▸ **Task**: Copy every one of the following entries line for line, with no changes.
— start —
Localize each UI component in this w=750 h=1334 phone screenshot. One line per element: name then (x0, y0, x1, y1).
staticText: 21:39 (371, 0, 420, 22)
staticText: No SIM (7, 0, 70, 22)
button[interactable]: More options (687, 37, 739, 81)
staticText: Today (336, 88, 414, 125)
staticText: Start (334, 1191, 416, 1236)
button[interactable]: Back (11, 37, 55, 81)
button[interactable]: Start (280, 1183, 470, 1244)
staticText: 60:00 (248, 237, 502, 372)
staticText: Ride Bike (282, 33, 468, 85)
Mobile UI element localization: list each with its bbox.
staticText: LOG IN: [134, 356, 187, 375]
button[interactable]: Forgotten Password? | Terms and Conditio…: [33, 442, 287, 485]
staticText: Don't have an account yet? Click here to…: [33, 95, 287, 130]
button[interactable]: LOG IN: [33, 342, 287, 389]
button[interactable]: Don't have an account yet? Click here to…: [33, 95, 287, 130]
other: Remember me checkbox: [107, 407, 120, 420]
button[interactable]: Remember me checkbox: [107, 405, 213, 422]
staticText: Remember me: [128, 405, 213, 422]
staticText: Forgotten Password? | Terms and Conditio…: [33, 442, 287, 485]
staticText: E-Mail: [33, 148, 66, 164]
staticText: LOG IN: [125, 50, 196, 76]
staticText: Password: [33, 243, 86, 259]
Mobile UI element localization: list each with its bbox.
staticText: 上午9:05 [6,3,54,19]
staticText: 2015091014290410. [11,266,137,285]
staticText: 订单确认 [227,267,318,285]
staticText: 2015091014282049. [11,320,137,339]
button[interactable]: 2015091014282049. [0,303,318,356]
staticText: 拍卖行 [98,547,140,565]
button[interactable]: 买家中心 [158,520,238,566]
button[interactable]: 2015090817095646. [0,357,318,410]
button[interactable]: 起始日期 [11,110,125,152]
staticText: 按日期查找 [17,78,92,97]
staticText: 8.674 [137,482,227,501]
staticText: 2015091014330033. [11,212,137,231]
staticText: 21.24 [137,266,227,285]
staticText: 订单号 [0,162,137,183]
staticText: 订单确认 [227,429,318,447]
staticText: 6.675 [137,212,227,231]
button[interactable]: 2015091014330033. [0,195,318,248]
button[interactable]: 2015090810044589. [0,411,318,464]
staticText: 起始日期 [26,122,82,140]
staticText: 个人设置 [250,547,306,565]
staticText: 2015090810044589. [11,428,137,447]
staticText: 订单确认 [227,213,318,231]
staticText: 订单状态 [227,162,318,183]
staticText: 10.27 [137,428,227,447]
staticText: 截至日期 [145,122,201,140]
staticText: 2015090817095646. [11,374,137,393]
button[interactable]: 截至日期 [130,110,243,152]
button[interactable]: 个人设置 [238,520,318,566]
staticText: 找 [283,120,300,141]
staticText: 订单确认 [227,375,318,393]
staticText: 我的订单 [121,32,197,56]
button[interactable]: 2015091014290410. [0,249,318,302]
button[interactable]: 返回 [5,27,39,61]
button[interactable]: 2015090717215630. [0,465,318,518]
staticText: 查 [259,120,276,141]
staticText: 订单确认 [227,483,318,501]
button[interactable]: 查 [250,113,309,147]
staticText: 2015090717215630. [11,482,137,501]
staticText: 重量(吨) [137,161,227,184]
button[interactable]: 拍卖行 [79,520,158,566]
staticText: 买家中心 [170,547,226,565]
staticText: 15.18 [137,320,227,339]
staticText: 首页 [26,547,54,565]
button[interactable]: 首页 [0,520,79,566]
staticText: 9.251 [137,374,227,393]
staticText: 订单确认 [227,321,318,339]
— end —
▸ **Task solution**:
Localize each UI component in this w=750 h=1334 phone screenshot. One line per element: name then (x0, y0, x1, y1).
staticText: 21:39 (371, 0, 420, 22)
staticText: No SIM (7, 0, 70, 22)
button[interactable]: More options (687, 37, 739, 81)
staticText: Today (336, 88, 414, 125)
staticText: Start (334, 1191, 416, 1236)
button[interactable]: Back (11, 37, 55, 81)
button[interactable]: Start (280, 1183, 470, 1244)
staticText: 60:00 (248, 237, 502, 372)
staticText: Ride Bike (282, 33, 468, 85)
Mobile UI element localization: list each with its bbox.
staticText: LOG IN: [134, 356, 187, 375]
button[interactable]: Forgotten Password? | Terms and Conditio…: [33, 442, 287, 485]
staticText: Don't have an account yet? Click here to…: [33, 95, 287, 130]
button[interactable]: LOG IN: [33, 342, 287, 389]
button[interactable]: Don't have an account yet? Click here to…: [33, 95, 287, 130]
other: Remember me checkbox: [107, 407, 120, 420]
button[interactable]: Remember me checkbox: [107, 405, 213, 422]
staticText: Remember me: [128, 405, 213, 422]
staticText: Forgotten Password? | Terms and Conditio…: [33, 442, 287, 485]
staticText: E-Mail: [33, 148, 66, 164]
staticText: LOG IN: [125, 50, 196, 76]
staticText: Password: [33, 243, 86, 259]
Mobile UI element localization: list each with its bbox.
staticText: 上午9:05 [6,3,54,19]
staticText: 2015091014290410. [11,266,137,285]
staticText: 订单确认 [227,267,318,285]
staticText: 2015091014282049. [11,320,137,339]
button[interactable]: 2015091014282049. [0,303,318,356]
staticText: 拍卖行 [98,547,140,565]
button[interactable]: 买家中心 [158,520,238,566]
button[interactable]: 2015090817095646. [0,357,318,410]
button[interactable]: 起始日期 [11,110,125,152]
staticText: 按日期查找 [17,78,92,97]
staticText: 8.674 [137,482,227,501]
staticText: 2015091014330033. [11,212,137,231]
staticText: 21.24 [137,266,227,285]
staticText: 订单号 [0,162,137,183]
staticText: 订单确认 [227,429,318,447]
staticText: 6.675 [137,212,227,231]
button[interactable]: 2015091014330033. [0,195,318,248]
button[interactable]: 2015090810044589. [0,411,318,464]
staticText: 起始日期 [26,122,82,140]
staticText: 个人设置 [250,547,306,565]
staticText: 2015090810044589. [11,428,137,447]
staticText: 订单确认 [227,213,318,231]
staticText: 订单状态 [227,162,318,183]
staticText: 10.27 [137,428,227,447]
staticText: 截至日期 [145,122,201,140]
staticText: 2015090817095646. [11,374,137,393]
button[interactable]: 截至日期 [130,110,243,152]
button[interactable]: 个人设置 [238,520,318,566]
staticText: 找 [283,120,300,141]
staticText: 订单确认 [227,375,318,393]
staticText: 我的订单 [121,32,197,56]
button[interactable]: 2015091014290410. [0,249,318,302]
button[interactable]: 返回 [5,27,39,61]
button[interactable]: 2015090717215630. [0,465,318,518]
staticText: 查 [259,120,276,141]
staticText: 订单确认 [227,483,318,501]
button[interactable]: 查 [250,113,309,147]
staticText: 2015090717215630. [11,482,137,501]
staticText: 重量(吨) [137,161,227,184]
button[interactable]: 拍卖行 [79,520,158,566]
staticText: 买家中心 [170,547,226,565]
staticText: 15.18 [137,320,227,339]
staticText: 首页 [26,547,54,565]
button[interactable]: 首页 [0,520,79,566]
staticText: 9.251 [137,374,227,393]
staticText: 订单确认 [227,321,318,339]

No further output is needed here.